EXERCISE OBJECTIVE:
Write out the material exactly. Do not include the pictures.

DATA RECORDS:

··········

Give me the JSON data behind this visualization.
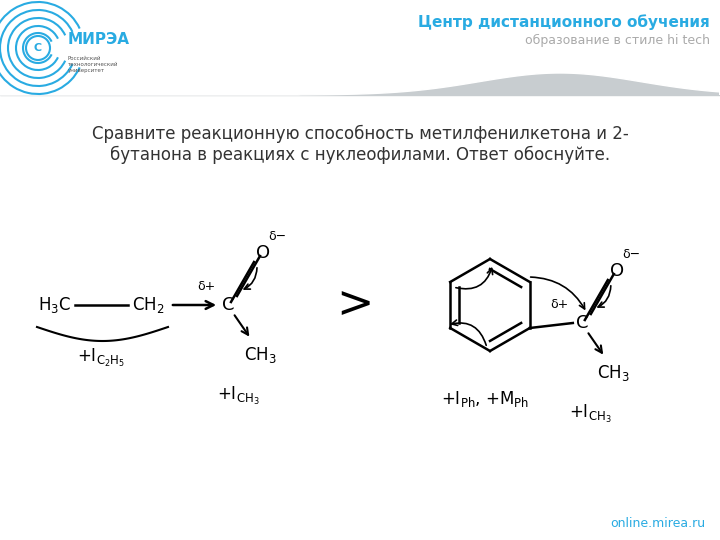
{
  "title_text": "Сравните реакционную способность метилфенилкетона и 2-\nбутанона в реакциях с нуклеофилами. Ответ обоснуйте.",
  "header_text1": "Центр дистанционного обучения",
  "header_text2": "образование в стиле hi tech",
  "footer_text": "online.mirea.ru",
  "header_color": "#29ABE2",
  "header_text2_color": "#AAAAAA",
  "header_bg": "#C8CDD0",
  "white_bg": "#FFFFFF",
  "text_color_dark": "#333333",
  "cyan_color": "#29ABE2"
}
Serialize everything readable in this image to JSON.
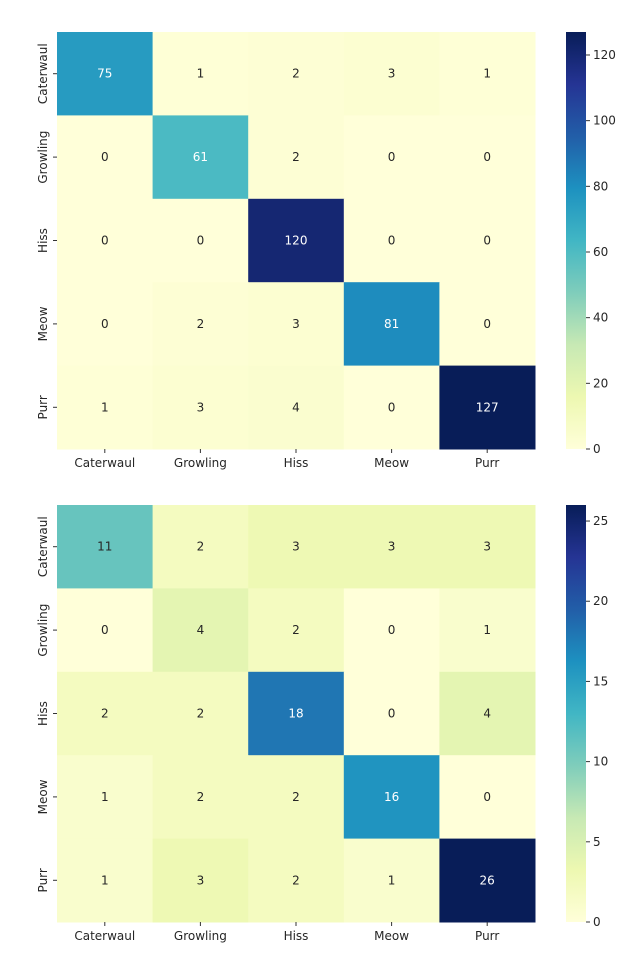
{
  "chart_data": [
    {
      "type": "heatmap",
      "row_labels": [
        "Caterwaul",
        "Growling",
        "Hiss",
        "Meow",
        "Purr"
      ],
      "col_labels": [
        "Caterwaul",
        "Growling",
        "Hiss",
        "Meow",
        "Purr"
      ],
      "values": [
        [
          75,
          1,
          2,
          3,
          1
        ],
        [
          0,
          61,
          2,
          0,
          0
        ],
        [
          0,
          0,
          120,
          0,
          0
        ],
        [
          0,
          2,
          3,
          81,
          0
        ],
        [
          1,
          3,
          4,
          0,
          127
        ]
      ],
      "colorbar": {
        "range": [
          0,
          127
        ],
        "ticks": [
          0,
          20,
          40,
          60,
          80,
          100,
          120
        ]
      },
      "colormap": "YlGnBu"
    },
    {
      "type": "heatmap",
      "row_labels": [
        "Caterwaul",
        "Growling",
        "Hiss",
        "Meow",
        "Purr"
      ],
      "col_labels": [
        "Caterwaul",
        "Growling",
        "Hiss",
        "Meow",
        "Purr"
      ],
      "values": [
        [
          11,
          2,
          3,
          3,
          3
        ],
        [
          0,
          4,
          2,
          0,
          1
        ],
        [
          2,
          2,
          18,
          0,
          4
        ],
        [
          1,
          2,
          2,
          16,
          0
        ],
        [
          1,
          3,
          2,
          1,
          26
        ]
      ],
      "colorbar": {
        "range": [
          0,
          26
        ],
        "ticks": [
          0,
          5,
          10,
          15,
          20,
          25
        ]
      },
      "colormap": "YlGnBu"
    }
  ]
}
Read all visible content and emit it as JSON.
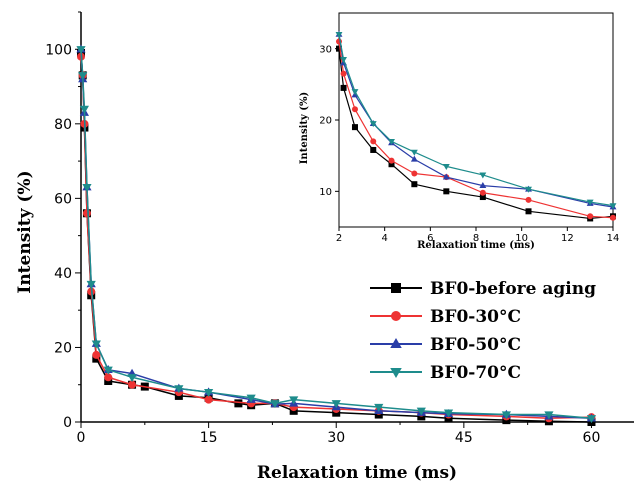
{
  "chart_data": [
    {
      "type": "line",
      "xlabel": "Relaxation time (ms)",
      "ylabel": "Intensity (%)",
      "xlim": [
        0,
        65
      ],
      "ylim": [
        0,
        110
      ],
      "xticks": [
        0,
        15,
        30,
        45,
        60
      ],
      "yticks": [
        0,
        20,
        40,
        60,
        80,
        100
      ],
      "legend_position": "center-right",
      "series": [
        {
          "name": "BF0-before aging",
          "color": "#000000",
          "marker": "square",
          "x": [
            0,
            0.2,
            0.4,
            0.7,
            1.2,
            1.8,
            3.2,
            6,
            7.5,
            11.5,
            15,
            18.5,
            20,
            22.8,
            25,
            30,
            35,
            40,
            43.2,
            50,
            55,
            60
          ],
          "y": [
            99,
            93,
            79,
            56,
            34,
            17,
            11,
            10,
            9.5,
            7,
            6.5,
            5,
            4.5,
            5,
            3,
            2.5,
            2,
            1.5,
            1,
            0.5,
            0.2,
            0
          ]
        },
        {
          "name": "BF0-30°C",
          "color": "#ee3333",
          "marker": "circle",
          "x": [
            0,
            0.2,
            0.4,
            0.7,
            1.2,
            1.8,
            3.2,
            6,
            11.5,
            15,
            20,
            22.8,
            25,
            30,
            35,
            40,
            43.2,
            50,
            55,
            60
          ],
          "y": [
            98,
            93,
            80,
            56,
            35,
            18,
            12,
            10,
            8,
            6,
            5,
            5,
            4,
            3.5,
            3,
            2.5,
            2,
            1.5,
            1,
            1.3
          ]
        },
        {
          "name": "BF0-50°C",
          "color": "#2a3ea8",
          "marker": "triangle-up",
          "x": [
            0,
            0.2,
            0.4,
            0.7,
            1.2,
            1.8,
            3.2,
            6,
            11.5,
            15,
            20,
            22.8,
            25,
            30,
            35,
            40,
            43.2,
            50,
            55,
            60
          ],
          "y": [
            100,
            92,
            83,
            63,
            37,
            21,
            14,
            13,
            9,
            8,
            6,
            4.8,
            5,
            4,
            3,
            2.5,
            2.2,
            2,
            1.5,
            1
          ]
        },
        {
          "name": "BF0-70°C",
          "color": "#1e8c8c",
          "marker": "triangle-down",
          "x": [
            0,
            0.2,
            0.4,
            0.7,
            1.2,
            1.8,
            3.2,
            6,
            11.5,
            15,
            20,
            22.8,
            25,
            30,
            35,
            40,
            43.2,
            50,
            55,
            60
          ],
          "y": [
            100,
            93,
            84,
            63,
            37,
            21,
            14,
            12,
            9,
            8,
            6.5,
            5,
            6,
            5,
            4,
            3,
            2.5,
            2,
            2,
            1
          ]
        }
      ]
    },
    {
      "type": "line",
      "inset": true,
      "xlabel": "Relaxation time (ms)",
      "ylabel": "Intensity (%)",
      "xlim": [
        2,
        14
      ],
      "ylim": [
        5,
        35
      ],
      "xticks": [
        2,
        4,
        6,
        8,
        10,
        12,
        14
      ],
      "yticks": [
        10,
        20,
        30
      ],
      "series": [
        {
          "name": "BF0-before aging",
          "color": "#000000",
          "marker": "square",
          "x": [
            2,
            2.2,
            2.7,
            3.5,
            4.3,
            5.3,
            6.7,
            8.3,
            10.3,
            13,
            14
          ],
          "y": [
            30,
            24.5,
            19,
            15.8,
            13.8,
            11,
            10,
            9.2,
            7.2,
            6.2,
            6.5
          ]
        },
        {
          "name": "BF0-30°C",
          "color": "#ee3333",
          "marker": "circle",
          "x": [
            2,
            2.2,
            2.7,
            3.5,
            4.3,
            5.3,
            6.7,
            8.3,
            10.3,
            13,
            14
          ],
          "y": [
            31,
            26.5,
            21.5,
            17,
            14.3,
            12.5,
            12,
            9.8,
            8.8,
            6.5,
            6.3
          ]
        },
        {
          "name": "BF0-50°C",
          "color": "#2a3ea8",
          "marker": "triangle-up",
          "x": [
            2,
            2.2,
            2.7,
            3.5,
            4.3,
            5.3,
            6.7,
            8.3,
            10.3,
            13,
            14
          ],
          "y": [
            32,
            28,
            23.5,
            19.5,
            16.8,
            14.5,
            12,
            10.8,
            10.3,
            8.3,
            7.8
          ]
        },
        {
          "name": "BF0-70°C",
          "color": "#1e8c8c",
          "marker": "triangle-down",
          "x": [
            2,
            2.2,
            2.7,
            3.5,
            4.3,
            5.3,
            6.7,
            8.3,
            10.3,
            13,
            14
          ],
          "y": [
            32,
            28.5,
            24,
            19.5,
            17,
            15.5,
            13.5,
            12.3,
            10.3,
            8.5,
            8
          ]
        }
      ]
    }
  ]
}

··········

EXERCISE OUTPUT:
Give me the JSON data behind this visualization.
{
  "title_text": "Сравните реакционную способность метилфенилкетона и 2-\nбутанона в реакциях с нуклеофилами. Ответ обоснуйте.",
  "header_text1": "Центр дистанционного обучения",
  "header_text2": "образование в стиле hi tech",
  "footer_text": "online.mirea.ru",
  "header_color": "#29ABE2",
  "header_text2_color": "#AAAAAA",
  "header_bg": "#C8CDD0",
  "white_bg": "#FFFFFF",
  "text_color_dark": "#333333",
  "cyan_color": "#29ABE2"
}
Serialize everything readable in this image to JSON.
{
  "chart_data": [
    {
      "type": "heatmap",
      "row_labels": [
        "Caterwaul",
        "Growling",
        "Hiss",
        "Meow",
        "Purr"
      ],
      "col_labels": [
        "Caterwaul",
        "Growling",
        "Hiss",
        "Meow",
        "Purr"
      ],
      "values": [
        [
          75,
          1,
          2,
          3,
          1
        ],
        [
          0,
          61,
          2,
          0,
          0
        ],
        [
          0,
          0,
          120,
          0,
          0
        ],
        [
          0,
          2,
          3,
          81,
          0
        ],
        [
          1,
          3,
          4,
          0,
          127
        ]
      ],
      "colorbar": {
        "range": [
          0,
          127
        ],
        "ticks": [
          0,
          20,
          40,
          60,
          80,
          100,
          120
        ]
      },
      "colormap": "YlGnBu"
    },
    {
      "type": "heatmap",
      "row_labels": [
        "Caterwaul",
        "Growling",
        "Hiss",
        "Meow",
        "Purr"
      ],
      "col_labels": [
        "Caterwaul",
        "Growling",
        "Hiss",
        "Meow",
        "Purr"
      ],
      "values": [
        [
          11,
          2,
          3,
          3,
          3
        ],
        [
          0,
          4,
          2,
          0,
          1
        ],
        [
          2,
          2,
          18,
          0,
          4
        ],
        [
          1,
          2,
          2,
          16,
          0
        ],
        [
          1,
          3,
          2,
          1,
          26
        ]
      ],
      "colorbar": {
        "range": [
          0,
          26
        ],
        "ticks": [
          0,
          5,
          10,
          15,
          20,
          25
        ]
      },
      "colormap": "YlGnBu"
    }
  ]
}
Read all visible content and emit it as JSON.
{
  "chart_data": [
    {
      "type": "line",
      "xlabel": "Relaxation time (ms)",
      "ylabel": "Intensity (%)",
      "xlim": [
        0,
        65
      ],
      "ylim": [
        0,
        110
      ],
      "xticks": [
        0,
        15,
        30,
        45,
        60
      ],
      "yticks": [
        0,
        20,
        40,
        60,
        80,
        100
      ],
      "legend_position": "center-right",
      "series": [
        {
          "name": "BF0-before aging",
          "color": "#000000",
          "marker": "square",
          "x": [
            0,
            0.2,
            0.4,
            0.7,
            1.2,
            1.8,
            3.2,
            6,
            7.5,
            11.5,
            15,
            18.5,
            20,
            22.8,
            25,
            30,
            35,
            40,
            43.2,
            50,
            55,
            60
          ],
          "y": [
            99,
            93,
            79,
            56,
            34,
            17,
            11,
            10,
            9.5,
            7,
            6.5,
            5,
            4.5,
            5,
            3,
            2.5,
            2,
            1.5,
            1,
            0.5,
            0.2,
            0
          ]
        },
        {
          "name": "BF0-30°C",
          "color": "#ee3333",
          "marker": "circle",
          "x": [
            0,
            0.2,
            0.4,
            0.7,
            1.2,
            1.8,
            3.2,
            6,
            11.5,
            15,
            20,
            22.8,
            25,
            30,
            35,
            40,
            43.2,
            50,
            55,
            60
          ],
          "y": [
            98,
            93,
            80,
            56,
            35,
            18,
            12,
            10,
            8,
            6,
            5,
            5,
            4,
            3.5,
            3,
            2.5,
            2,
            1.5,
            1,
            1.3
          ]
        },
        {
          "name": "BF0-50°C",
          "color": "#2a3ea8",
          "marker": "triangle-up",
          "x": [
            0,
            0.2,
            0.4,
            0.7,
            1.2,
            1.8,
            3.2,
            6,
            11.5,
            15,
            20,
            22.8,
            25,
            30,
            35,
            40,
            43.2,
            50,
            55,
            60
          ],
          "y": [
            100,
            92,
            83,
            63,
            37,
            21,
            14,
            13,
            9,
            8,
            6,
            4.8,
            5,
            4,
            3,
            2.5,
            2.2,
            2,
            1.5,
            1
          ]
        },
        {
          "name": "BF0-70°C",
          "color": "#1e8c8c",
          "marker": "triangle-down",
          "x": [
            0,
            0.2,
            0.4,
            0.7,
            1.2,
            1.8,
            3.2,
            6,
            11.5,
            15,
            20,
            22.8,
            25,
            30,
            35,
            40,
            43.2,
            50,
            55,
            60
          ],
          "y": [
            100,
            93,
            84,
            63,
            37,
            21,
            14,
            12,
            9,
            8,
            6.5,
            5,
            6,
            5,
            4,
            3,
            2.5,
            2,
            2,
            1
          ]
        }
      ]
    },
    {
      "type": "line",
      "inset": true,
      "xlabel": "Relaxation time (ms)",
      "ylabel": "Intensity (%)",
      "xlim": [
        2,
        14
      ],
      "ylim": [
        5,
        35
      ],
      "xticks": [
        2,
        4,
        6,
        8,
        10,
        12,
        14
      ],
      "yticks": [
        10,
        20,
        30
      ],
      "series": [
        {
          "name": "BF0-before aging",
          "color": "#000000",
          "marker": "square",
          "x": [
            2,
            2.2,
            2.7,
            3.5,
            4.3,
            5.3,
            6.7,
            8.3,
            10.3,
            13,
            14
          ],
          "y": [
            30,
            24.5,
            19,
            15.8,
            13.8,
            11,
            10,
            9.2,
            7.2,
            6.2,
            6.5
          ]
        },
        {
          "name": "BF0-30°C",
          "color": "#ee3333",
          "marker": "circle",
          "x": [
            2,
            2.2,
            2.7,
            3.5,
            4.3,
            5.3,
            6.7,
            8.3,
            10.3,
            13,
            14
          ],
          "y": [
            31,
            26.5,
            21.5,
            17,
            14.3,
            12.5,
            12,
            9.8,
            8.8,
            6.5,
            6.3
          ]
        },
        {
          "name": "BF0-50°C",
          "color": "#2a3ea8",
          "marker": "triangle-up",
          "x": [
            2,
            2.2,
            2.7,
            3.5,
            4.3,
            5.3,
            6.7,
            8.3,
            10.3,
            13,
            14
          ],
          "y": [
            32,
            28,
            23.5,
            19.5,
            16.8,
            14.5,
            12,
            10.8,
            10.3,
            8.3,
            7.8
          ]
        },
        {
          "name": "BF0-70°C",
          "color": "#1e8c8c",
          "marker": "triangle-down",
          "x": [
            2,
            2.2,
            2.7,
            3.5,
            4.3,
            5.3,
            6.7,
            8.3,
            10.3,
            13,
            14
          ],
          "y": [
            32,
            28.5,
            24,
            19.5,
            17,
            15.5,
            13.5,
            12.3,
            10.3,
            8.5,
            8
          ]
        }
      ]
    }
  ]
}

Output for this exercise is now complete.